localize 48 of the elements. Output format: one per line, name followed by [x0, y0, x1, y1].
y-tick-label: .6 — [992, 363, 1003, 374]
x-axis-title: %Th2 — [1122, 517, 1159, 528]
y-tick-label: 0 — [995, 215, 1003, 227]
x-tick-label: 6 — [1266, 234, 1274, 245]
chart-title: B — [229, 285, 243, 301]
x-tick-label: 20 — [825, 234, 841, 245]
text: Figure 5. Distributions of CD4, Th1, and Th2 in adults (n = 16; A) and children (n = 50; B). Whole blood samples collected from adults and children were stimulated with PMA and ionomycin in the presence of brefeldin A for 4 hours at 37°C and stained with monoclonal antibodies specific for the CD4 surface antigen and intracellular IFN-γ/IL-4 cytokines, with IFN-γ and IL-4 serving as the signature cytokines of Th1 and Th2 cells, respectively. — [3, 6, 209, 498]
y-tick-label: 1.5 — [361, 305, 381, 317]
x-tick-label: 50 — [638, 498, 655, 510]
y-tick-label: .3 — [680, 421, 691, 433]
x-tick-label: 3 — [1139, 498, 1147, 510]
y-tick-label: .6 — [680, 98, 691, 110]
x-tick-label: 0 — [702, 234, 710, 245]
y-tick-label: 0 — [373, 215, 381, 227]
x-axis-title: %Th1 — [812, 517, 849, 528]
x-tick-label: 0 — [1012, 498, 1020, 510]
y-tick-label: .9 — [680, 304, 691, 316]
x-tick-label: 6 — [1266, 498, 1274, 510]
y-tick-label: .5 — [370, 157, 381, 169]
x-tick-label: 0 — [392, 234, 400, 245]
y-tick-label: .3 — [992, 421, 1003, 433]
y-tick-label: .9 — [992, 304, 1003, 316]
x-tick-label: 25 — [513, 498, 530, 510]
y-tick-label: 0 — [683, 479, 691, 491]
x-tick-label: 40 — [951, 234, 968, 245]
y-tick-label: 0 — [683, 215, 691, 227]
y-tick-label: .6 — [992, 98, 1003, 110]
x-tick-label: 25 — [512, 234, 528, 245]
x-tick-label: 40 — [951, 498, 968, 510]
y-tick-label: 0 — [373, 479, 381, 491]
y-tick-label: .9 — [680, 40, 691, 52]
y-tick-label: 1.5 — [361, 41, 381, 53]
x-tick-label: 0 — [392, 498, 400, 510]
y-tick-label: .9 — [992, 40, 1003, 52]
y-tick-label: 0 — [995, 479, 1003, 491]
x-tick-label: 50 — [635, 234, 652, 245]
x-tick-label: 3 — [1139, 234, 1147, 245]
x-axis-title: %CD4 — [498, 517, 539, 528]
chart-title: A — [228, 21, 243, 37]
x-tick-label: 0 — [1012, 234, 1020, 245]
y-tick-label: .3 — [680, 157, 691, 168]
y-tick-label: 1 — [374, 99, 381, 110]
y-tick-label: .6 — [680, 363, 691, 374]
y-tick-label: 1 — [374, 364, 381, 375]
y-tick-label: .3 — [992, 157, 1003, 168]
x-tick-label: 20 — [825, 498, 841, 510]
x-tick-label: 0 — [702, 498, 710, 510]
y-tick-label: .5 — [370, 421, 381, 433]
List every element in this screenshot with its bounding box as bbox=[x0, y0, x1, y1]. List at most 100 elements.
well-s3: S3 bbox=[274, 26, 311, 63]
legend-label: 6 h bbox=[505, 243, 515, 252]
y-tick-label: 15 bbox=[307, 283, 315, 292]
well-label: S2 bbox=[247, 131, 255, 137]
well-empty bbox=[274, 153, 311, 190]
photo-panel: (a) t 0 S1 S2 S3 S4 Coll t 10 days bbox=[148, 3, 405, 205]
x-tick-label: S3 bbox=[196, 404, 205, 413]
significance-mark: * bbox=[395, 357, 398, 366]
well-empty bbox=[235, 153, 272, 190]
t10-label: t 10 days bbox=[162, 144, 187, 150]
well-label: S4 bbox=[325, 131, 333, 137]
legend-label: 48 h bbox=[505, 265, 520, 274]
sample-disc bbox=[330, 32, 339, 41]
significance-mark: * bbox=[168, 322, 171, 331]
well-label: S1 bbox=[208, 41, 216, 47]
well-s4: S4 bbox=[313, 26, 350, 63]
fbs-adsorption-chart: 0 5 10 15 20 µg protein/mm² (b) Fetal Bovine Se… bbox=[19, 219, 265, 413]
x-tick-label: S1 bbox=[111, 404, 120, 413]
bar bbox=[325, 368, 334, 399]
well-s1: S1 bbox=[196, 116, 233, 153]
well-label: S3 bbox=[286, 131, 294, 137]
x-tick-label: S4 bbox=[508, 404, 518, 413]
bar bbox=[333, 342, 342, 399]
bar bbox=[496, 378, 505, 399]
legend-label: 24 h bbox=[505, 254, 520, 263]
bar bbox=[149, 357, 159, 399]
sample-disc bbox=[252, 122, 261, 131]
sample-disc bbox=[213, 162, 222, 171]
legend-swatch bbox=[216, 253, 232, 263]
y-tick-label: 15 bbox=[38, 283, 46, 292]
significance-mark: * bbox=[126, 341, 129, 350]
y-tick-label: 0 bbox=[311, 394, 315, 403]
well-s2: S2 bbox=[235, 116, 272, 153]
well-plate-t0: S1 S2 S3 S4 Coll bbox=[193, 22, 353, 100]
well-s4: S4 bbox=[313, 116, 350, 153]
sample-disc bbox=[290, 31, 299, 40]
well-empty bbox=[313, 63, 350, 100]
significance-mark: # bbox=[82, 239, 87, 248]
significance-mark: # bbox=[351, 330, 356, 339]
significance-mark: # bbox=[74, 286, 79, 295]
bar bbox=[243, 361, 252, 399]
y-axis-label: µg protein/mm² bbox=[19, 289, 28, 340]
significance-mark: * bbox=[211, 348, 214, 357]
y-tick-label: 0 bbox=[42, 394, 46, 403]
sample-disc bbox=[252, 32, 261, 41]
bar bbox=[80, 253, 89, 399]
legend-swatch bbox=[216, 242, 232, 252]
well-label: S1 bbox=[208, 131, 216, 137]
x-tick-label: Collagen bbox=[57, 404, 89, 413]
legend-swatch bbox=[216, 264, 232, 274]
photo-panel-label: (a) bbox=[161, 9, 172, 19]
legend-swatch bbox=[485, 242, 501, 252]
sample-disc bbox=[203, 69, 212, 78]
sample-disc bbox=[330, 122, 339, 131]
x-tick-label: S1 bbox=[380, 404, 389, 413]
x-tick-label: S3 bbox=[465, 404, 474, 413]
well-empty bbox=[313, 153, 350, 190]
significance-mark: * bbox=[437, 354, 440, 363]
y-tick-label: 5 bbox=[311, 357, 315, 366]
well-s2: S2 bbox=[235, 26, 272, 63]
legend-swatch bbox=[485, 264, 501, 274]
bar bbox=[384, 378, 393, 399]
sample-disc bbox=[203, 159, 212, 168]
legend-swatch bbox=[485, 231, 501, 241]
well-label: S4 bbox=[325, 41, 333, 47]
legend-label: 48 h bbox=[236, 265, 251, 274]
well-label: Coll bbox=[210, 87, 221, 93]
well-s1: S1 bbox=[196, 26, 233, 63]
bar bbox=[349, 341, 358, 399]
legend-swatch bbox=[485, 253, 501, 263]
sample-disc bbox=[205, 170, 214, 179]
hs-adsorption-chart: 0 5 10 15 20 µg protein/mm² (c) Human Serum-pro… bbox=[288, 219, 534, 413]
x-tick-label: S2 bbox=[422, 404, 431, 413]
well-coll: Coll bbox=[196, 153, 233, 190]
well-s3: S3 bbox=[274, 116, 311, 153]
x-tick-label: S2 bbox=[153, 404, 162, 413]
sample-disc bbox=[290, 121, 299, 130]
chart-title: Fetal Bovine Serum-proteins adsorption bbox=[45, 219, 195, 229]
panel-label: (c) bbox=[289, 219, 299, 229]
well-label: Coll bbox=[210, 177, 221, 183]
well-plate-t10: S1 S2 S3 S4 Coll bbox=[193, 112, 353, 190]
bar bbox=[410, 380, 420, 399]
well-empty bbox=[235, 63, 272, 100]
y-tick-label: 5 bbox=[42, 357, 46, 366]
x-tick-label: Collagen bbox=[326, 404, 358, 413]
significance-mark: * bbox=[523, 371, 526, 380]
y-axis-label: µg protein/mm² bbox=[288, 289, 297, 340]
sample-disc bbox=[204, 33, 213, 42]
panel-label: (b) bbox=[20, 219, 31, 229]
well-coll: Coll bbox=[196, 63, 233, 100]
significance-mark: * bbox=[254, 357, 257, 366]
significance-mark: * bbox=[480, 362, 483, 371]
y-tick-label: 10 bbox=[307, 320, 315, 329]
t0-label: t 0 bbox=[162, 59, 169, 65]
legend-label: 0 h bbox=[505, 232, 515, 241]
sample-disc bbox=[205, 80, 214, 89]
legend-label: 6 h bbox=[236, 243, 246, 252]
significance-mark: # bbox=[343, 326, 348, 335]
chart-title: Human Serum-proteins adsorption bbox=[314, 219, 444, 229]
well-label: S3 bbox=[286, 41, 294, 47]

= = =

Examine the entries and say how many of their lines hold the word "Fetal". No other words should accompany the number.

2